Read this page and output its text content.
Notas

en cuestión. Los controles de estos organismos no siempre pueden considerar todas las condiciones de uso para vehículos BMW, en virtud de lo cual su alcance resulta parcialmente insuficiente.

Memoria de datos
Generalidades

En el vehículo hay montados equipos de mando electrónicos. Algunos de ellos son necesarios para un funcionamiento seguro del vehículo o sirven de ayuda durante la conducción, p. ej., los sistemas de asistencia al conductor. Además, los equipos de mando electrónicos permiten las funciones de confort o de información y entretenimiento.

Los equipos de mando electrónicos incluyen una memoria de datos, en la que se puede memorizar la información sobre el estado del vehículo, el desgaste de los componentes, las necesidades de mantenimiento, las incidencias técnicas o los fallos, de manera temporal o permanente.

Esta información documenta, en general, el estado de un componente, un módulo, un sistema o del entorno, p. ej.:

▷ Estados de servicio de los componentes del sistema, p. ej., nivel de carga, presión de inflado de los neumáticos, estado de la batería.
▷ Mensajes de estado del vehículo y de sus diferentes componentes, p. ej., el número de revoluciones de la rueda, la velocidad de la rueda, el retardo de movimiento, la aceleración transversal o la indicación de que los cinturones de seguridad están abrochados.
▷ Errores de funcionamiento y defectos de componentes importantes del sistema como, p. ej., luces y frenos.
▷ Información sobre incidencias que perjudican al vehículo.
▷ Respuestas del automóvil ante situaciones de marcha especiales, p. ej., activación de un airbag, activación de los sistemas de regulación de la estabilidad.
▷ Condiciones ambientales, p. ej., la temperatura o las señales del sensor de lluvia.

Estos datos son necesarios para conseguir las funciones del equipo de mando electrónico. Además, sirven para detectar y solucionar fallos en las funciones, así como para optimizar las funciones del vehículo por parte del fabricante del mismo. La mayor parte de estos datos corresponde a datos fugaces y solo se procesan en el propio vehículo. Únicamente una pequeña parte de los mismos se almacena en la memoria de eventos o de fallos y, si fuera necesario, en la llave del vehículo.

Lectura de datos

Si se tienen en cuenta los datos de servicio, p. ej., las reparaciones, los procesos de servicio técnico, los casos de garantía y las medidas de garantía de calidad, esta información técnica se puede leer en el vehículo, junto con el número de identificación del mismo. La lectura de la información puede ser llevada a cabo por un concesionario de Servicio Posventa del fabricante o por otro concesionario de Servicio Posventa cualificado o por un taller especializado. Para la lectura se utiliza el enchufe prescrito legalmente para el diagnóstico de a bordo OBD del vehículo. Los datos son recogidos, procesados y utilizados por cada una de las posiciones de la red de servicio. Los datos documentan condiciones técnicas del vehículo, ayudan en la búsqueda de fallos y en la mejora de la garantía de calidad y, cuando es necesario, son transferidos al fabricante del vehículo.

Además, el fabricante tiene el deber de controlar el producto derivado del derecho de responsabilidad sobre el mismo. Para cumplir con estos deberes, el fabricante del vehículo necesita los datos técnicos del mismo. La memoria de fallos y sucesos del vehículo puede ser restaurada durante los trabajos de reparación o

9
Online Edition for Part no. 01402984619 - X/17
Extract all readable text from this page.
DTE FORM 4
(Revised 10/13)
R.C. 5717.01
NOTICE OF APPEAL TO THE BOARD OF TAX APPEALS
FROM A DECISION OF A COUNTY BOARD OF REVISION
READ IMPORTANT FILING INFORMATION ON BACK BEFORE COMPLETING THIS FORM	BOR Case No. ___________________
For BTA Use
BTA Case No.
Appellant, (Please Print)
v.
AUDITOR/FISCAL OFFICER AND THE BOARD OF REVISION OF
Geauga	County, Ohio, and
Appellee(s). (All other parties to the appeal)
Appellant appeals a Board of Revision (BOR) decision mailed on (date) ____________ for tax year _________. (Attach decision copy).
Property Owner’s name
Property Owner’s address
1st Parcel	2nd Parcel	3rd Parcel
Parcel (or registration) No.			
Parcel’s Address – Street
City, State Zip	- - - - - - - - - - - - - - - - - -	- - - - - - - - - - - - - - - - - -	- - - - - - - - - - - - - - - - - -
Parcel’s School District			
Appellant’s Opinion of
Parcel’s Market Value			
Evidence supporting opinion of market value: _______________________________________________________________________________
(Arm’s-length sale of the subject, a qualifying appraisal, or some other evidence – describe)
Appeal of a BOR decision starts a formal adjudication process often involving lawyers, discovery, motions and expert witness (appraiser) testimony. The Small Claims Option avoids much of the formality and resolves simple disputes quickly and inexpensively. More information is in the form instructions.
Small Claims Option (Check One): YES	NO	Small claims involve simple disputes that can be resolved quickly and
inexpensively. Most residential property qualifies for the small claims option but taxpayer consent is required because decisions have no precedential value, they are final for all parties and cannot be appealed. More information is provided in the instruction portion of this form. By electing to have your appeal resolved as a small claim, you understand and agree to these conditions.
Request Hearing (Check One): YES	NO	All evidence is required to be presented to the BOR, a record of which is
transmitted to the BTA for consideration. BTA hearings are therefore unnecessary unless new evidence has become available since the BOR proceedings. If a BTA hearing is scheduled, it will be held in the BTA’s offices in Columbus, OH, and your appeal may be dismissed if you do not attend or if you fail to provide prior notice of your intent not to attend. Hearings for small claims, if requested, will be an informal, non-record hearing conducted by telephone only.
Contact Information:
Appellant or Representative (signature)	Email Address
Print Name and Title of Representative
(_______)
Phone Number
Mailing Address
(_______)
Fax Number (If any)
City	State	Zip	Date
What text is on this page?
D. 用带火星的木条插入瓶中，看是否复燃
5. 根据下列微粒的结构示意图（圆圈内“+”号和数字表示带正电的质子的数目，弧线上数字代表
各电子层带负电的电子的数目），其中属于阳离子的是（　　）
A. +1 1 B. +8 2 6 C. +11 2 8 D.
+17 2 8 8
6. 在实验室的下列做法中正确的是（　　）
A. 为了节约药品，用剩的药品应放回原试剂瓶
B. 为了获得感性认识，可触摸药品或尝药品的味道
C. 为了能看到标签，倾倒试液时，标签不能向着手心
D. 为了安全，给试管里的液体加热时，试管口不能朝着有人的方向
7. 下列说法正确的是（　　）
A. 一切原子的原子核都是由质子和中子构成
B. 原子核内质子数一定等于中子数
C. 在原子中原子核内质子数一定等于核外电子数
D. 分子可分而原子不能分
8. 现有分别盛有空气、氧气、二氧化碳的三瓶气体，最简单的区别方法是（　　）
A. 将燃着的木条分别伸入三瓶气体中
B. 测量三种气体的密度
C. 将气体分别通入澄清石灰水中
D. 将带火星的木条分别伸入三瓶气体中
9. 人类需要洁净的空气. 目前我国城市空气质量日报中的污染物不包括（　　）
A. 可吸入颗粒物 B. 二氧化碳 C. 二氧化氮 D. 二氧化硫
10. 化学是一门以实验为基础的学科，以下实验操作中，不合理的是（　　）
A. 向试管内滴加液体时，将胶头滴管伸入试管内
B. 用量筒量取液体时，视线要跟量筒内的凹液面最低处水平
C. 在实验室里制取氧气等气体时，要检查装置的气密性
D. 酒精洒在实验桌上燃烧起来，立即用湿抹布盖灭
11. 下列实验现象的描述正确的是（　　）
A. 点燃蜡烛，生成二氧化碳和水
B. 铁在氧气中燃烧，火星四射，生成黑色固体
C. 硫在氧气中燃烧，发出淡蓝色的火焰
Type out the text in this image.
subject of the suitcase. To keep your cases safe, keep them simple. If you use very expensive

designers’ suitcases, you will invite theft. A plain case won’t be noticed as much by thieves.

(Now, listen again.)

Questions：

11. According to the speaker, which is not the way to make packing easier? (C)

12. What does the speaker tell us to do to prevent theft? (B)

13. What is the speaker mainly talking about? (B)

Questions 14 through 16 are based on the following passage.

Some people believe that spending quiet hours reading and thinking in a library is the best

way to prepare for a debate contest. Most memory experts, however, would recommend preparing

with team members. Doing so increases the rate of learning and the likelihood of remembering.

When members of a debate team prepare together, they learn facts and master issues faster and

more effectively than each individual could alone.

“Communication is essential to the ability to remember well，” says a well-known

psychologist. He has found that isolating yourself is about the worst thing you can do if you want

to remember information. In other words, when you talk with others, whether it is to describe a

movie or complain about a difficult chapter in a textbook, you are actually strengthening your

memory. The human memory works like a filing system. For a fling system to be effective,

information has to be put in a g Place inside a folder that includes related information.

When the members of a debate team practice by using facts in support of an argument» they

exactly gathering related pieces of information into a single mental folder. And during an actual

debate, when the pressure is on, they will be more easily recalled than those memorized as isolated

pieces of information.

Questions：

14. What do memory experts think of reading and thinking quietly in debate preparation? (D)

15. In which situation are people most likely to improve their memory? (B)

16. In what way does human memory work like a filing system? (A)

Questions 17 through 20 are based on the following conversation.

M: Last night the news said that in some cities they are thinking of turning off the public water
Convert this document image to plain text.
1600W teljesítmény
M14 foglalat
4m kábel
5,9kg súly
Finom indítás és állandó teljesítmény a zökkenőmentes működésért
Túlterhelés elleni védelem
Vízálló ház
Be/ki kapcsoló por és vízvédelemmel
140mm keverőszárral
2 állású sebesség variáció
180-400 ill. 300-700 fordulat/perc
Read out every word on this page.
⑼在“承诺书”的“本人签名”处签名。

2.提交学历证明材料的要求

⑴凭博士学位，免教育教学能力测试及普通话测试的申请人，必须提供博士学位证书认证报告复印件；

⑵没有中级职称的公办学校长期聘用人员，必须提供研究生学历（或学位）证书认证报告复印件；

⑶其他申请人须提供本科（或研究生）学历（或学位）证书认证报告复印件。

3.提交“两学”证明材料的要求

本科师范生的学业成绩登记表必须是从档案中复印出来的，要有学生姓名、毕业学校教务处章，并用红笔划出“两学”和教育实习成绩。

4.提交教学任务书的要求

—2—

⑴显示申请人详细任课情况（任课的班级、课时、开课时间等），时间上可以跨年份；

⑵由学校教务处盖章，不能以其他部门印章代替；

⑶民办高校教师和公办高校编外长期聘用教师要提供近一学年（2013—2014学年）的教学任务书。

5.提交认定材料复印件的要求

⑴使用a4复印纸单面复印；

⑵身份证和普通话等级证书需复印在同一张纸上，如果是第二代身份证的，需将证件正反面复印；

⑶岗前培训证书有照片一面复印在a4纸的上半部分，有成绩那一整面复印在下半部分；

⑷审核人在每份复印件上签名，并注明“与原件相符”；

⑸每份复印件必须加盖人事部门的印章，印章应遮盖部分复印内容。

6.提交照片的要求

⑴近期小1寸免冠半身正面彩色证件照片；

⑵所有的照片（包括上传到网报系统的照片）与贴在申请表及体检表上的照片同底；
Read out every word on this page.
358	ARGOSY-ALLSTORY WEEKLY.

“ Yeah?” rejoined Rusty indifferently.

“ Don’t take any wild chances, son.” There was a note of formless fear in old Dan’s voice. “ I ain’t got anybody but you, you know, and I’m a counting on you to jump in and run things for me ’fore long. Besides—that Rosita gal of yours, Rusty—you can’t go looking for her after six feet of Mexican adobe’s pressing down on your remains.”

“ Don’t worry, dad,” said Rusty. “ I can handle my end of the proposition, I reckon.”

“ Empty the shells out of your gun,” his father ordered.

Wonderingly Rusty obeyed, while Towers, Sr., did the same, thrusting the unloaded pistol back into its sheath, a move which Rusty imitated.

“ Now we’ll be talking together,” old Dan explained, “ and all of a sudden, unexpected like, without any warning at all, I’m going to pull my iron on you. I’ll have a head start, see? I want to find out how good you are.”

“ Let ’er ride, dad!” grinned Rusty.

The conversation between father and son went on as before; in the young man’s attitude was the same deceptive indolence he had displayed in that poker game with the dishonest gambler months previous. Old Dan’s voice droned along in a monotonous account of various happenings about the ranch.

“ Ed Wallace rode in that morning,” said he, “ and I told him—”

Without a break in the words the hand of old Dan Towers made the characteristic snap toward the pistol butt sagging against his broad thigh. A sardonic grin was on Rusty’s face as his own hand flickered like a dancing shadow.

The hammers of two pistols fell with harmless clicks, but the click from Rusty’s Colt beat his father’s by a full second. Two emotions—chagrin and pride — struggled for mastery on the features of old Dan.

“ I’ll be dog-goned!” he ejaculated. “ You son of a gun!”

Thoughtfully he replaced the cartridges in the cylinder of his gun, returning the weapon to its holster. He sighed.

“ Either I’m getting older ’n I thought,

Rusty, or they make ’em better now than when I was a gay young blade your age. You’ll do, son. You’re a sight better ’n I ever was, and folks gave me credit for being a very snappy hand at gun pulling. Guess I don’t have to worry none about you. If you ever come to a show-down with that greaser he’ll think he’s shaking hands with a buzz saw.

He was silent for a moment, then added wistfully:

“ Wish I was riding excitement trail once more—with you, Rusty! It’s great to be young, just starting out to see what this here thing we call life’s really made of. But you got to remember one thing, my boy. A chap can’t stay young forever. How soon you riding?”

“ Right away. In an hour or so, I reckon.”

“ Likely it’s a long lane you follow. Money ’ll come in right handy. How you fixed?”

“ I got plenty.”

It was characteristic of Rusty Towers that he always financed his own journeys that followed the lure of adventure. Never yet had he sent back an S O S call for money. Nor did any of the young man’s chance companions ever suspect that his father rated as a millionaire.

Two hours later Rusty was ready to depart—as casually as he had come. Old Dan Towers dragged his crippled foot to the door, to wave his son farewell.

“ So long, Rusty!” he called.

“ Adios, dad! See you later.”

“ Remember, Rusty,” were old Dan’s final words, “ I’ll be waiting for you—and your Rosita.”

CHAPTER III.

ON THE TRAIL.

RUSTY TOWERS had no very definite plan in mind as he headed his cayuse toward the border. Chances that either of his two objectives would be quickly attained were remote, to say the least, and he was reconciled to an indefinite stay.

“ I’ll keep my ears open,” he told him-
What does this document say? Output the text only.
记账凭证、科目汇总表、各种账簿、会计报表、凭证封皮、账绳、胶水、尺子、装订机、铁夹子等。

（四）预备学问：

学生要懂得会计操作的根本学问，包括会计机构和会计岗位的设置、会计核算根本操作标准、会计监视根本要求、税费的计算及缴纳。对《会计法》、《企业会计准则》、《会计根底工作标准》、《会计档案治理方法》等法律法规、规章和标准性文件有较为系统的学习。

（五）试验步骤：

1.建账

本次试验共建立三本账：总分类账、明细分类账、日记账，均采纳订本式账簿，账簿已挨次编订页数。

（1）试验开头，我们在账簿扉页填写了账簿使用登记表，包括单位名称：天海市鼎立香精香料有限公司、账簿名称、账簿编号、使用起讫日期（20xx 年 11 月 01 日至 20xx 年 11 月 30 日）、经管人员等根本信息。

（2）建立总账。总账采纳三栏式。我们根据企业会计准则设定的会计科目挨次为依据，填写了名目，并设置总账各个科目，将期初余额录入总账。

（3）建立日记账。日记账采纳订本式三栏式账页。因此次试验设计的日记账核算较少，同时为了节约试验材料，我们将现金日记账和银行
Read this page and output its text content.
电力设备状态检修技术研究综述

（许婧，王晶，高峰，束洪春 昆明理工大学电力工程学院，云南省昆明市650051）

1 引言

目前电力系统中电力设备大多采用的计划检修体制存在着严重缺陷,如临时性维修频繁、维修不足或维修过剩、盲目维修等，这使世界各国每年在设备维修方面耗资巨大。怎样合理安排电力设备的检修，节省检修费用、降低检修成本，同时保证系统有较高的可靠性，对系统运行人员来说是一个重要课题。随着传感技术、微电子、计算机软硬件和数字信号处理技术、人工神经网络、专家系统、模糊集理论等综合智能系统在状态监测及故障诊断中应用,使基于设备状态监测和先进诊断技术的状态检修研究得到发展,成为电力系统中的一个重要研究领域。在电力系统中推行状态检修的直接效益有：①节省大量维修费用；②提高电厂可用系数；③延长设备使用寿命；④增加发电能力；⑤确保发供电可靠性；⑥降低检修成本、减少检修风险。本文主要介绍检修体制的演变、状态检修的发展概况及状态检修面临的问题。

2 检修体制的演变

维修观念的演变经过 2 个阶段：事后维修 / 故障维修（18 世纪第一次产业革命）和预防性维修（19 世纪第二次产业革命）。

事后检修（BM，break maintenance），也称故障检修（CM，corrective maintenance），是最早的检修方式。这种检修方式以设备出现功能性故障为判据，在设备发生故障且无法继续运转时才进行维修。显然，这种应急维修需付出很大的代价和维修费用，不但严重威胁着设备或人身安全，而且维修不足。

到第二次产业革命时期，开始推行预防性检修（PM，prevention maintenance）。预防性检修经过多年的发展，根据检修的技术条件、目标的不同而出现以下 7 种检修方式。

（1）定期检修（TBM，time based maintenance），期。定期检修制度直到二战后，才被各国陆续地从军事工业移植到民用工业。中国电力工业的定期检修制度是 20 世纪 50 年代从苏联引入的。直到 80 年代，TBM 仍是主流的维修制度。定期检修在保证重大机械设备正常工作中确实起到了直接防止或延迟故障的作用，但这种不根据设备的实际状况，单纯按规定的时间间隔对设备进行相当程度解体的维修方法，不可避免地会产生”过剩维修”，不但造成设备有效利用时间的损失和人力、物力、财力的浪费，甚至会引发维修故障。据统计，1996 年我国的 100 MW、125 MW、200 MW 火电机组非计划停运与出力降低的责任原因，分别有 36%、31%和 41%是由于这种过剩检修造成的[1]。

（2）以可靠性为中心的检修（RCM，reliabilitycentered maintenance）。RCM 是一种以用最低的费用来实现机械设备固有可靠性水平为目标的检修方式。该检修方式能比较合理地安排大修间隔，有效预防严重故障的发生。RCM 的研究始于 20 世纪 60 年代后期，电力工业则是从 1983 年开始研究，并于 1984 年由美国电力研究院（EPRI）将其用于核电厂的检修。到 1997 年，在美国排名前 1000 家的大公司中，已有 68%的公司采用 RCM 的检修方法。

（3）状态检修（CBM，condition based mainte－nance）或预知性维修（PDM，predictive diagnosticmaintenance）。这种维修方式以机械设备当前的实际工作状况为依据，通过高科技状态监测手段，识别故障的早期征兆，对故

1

▬▬▬▬▬▬▬▬▬▬

Using the listing above, list every line in which the string "folder" occurs.

information has to be put in a g Place inside a folder that includes related information.
exactly gathering related pieces of information into a single mental folder. And during an actual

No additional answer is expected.